Required work
Your answer must be every line of the data below that holds the string "prior", copied exactly.

Items from a figure collection
# # # # # # #

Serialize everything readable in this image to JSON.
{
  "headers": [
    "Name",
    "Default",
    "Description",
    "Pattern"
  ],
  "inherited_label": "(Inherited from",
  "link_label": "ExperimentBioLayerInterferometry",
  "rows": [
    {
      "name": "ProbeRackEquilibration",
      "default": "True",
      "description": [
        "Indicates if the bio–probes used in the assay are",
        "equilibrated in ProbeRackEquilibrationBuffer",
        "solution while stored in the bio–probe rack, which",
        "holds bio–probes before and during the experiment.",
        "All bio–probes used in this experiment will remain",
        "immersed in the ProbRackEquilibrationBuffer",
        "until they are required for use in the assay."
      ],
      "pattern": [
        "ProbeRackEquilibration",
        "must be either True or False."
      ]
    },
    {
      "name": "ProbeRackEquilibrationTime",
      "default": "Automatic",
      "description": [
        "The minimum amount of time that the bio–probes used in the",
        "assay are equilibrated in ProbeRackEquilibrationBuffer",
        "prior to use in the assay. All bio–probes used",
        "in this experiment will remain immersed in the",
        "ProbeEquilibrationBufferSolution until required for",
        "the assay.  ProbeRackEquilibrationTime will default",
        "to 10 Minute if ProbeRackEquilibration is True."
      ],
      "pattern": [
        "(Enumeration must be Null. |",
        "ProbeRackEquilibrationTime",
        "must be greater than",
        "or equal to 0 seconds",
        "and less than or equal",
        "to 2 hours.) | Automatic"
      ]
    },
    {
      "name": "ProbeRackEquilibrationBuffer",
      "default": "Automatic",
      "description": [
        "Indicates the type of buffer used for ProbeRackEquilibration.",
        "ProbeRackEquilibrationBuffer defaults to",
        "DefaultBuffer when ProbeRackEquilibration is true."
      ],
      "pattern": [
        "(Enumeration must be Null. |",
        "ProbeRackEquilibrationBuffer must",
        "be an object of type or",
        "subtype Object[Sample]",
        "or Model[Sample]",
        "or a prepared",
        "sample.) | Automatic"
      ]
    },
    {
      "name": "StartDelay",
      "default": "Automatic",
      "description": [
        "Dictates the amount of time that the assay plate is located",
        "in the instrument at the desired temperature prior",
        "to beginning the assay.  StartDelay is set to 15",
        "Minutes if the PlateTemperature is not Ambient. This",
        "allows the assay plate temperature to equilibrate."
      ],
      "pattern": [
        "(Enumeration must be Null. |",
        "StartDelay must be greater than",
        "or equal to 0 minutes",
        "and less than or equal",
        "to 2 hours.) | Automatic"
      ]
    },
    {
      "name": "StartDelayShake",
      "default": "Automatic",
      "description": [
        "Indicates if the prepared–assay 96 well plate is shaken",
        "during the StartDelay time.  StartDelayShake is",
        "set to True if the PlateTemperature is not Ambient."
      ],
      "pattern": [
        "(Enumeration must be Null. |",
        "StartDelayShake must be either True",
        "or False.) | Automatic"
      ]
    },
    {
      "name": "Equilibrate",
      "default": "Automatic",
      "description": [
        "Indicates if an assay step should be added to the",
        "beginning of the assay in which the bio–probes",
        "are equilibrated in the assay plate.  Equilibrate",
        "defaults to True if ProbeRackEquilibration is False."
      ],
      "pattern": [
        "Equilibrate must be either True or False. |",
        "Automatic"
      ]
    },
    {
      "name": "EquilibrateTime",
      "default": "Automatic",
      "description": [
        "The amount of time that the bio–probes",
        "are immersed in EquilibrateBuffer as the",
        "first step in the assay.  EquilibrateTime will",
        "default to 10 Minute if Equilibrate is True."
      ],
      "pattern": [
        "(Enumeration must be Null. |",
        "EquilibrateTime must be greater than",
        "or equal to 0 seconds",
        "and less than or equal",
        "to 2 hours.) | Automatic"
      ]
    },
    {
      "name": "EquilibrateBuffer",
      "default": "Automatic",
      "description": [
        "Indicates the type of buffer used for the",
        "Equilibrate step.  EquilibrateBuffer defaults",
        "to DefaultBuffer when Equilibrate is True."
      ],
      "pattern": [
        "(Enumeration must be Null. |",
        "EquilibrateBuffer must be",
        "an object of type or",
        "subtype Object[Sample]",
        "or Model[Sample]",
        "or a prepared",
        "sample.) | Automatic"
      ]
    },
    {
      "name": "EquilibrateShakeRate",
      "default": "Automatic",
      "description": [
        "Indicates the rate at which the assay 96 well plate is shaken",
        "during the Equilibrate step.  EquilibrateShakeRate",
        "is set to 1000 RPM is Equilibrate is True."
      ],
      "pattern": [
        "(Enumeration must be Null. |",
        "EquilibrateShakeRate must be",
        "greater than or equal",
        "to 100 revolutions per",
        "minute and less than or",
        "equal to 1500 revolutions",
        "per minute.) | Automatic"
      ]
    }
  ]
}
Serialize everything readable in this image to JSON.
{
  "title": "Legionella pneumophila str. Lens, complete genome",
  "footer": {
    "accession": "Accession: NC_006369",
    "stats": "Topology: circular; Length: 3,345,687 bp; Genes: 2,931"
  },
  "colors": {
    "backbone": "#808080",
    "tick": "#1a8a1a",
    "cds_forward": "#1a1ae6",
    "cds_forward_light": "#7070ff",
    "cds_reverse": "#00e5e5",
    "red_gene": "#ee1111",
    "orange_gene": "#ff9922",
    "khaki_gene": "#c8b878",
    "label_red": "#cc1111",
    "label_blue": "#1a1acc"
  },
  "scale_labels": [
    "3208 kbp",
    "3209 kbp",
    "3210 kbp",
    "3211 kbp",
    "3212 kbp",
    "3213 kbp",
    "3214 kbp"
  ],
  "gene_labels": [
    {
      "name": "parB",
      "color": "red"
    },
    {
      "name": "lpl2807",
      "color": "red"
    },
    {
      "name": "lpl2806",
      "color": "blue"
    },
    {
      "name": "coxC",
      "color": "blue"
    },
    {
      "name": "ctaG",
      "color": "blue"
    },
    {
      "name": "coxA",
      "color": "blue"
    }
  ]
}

# # # # # # #

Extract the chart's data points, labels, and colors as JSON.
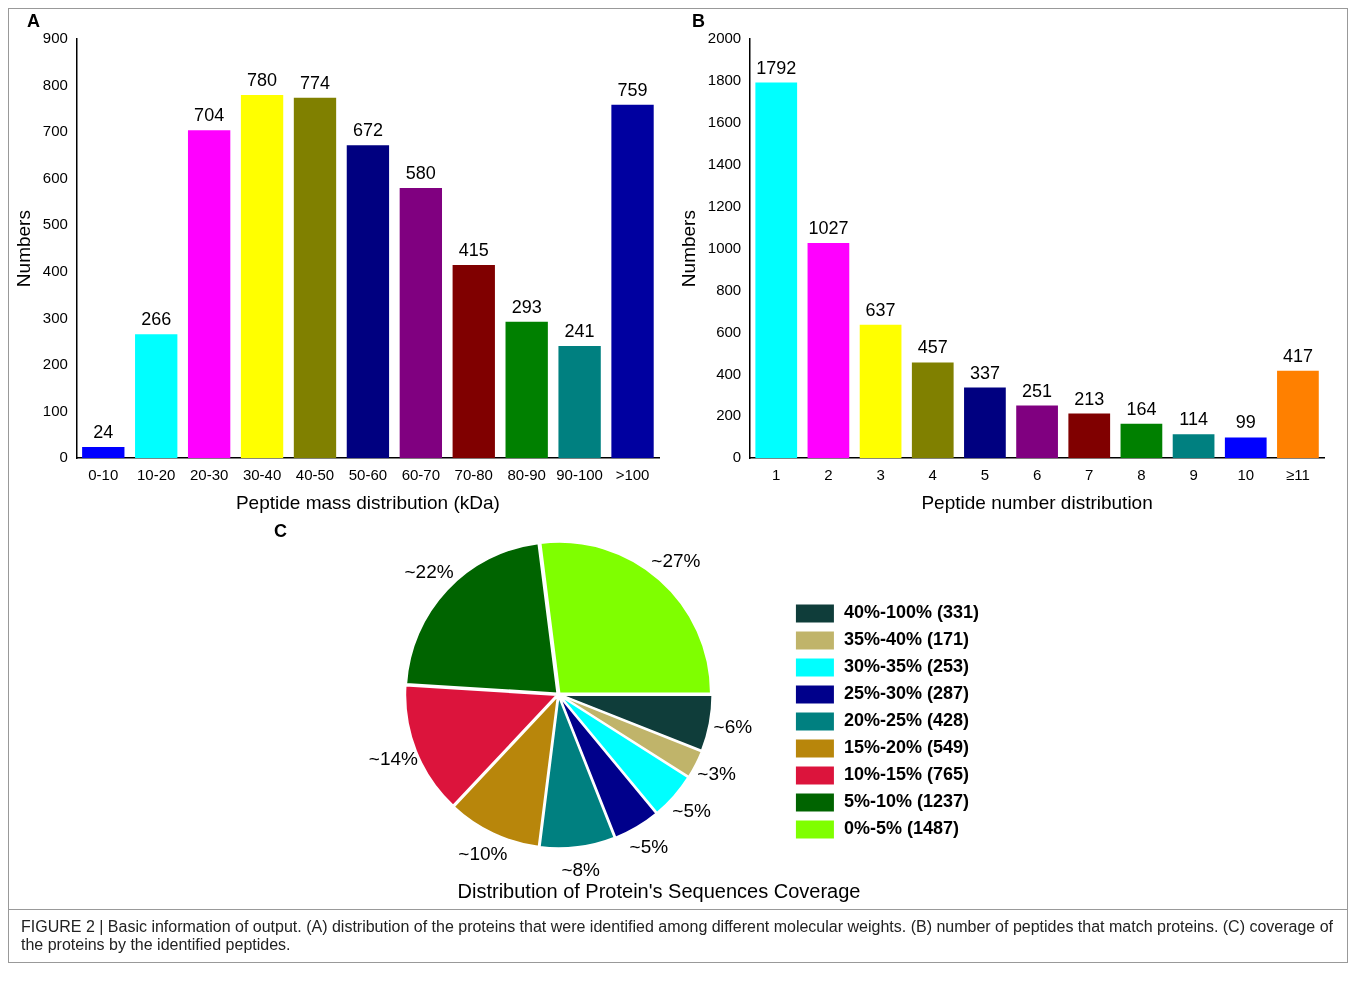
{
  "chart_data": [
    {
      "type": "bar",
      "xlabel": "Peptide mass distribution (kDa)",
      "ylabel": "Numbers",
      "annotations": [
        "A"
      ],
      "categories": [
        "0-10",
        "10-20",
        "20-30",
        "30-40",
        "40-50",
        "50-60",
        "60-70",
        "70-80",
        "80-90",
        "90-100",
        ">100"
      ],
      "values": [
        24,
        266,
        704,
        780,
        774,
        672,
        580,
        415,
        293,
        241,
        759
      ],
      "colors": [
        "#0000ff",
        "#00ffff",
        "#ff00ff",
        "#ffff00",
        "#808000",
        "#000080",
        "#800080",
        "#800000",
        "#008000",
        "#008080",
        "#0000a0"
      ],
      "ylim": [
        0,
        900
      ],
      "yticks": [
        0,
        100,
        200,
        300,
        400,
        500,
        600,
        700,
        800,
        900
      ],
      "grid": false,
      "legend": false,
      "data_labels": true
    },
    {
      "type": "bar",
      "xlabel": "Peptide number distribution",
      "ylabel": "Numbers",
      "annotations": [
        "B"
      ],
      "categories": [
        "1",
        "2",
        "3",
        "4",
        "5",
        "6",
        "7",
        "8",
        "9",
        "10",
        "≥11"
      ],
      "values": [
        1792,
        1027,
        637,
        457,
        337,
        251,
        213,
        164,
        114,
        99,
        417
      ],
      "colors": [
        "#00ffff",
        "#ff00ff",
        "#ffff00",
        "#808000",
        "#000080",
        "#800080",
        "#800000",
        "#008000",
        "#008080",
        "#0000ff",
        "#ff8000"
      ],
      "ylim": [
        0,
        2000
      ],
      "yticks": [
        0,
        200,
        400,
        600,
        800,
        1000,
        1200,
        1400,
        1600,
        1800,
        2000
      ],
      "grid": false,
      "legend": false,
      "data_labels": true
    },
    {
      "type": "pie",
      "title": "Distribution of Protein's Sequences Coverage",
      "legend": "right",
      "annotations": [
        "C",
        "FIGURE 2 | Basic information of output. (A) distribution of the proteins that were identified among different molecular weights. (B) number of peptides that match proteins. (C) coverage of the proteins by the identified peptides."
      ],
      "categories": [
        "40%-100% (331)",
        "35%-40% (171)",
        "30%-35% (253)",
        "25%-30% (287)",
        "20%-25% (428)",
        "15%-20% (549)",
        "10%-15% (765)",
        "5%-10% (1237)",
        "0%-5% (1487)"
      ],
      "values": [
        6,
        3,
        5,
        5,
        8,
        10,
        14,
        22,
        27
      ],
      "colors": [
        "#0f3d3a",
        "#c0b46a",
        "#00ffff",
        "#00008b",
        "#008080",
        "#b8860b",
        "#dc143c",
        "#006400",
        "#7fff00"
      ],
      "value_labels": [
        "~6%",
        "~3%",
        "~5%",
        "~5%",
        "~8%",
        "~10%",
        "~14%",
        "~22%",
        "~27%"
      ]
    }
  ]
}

# # # # # # #

Answer
        "prior to use in the assay. All bio–probes used",
        "in the instrument at the desired temperature prior",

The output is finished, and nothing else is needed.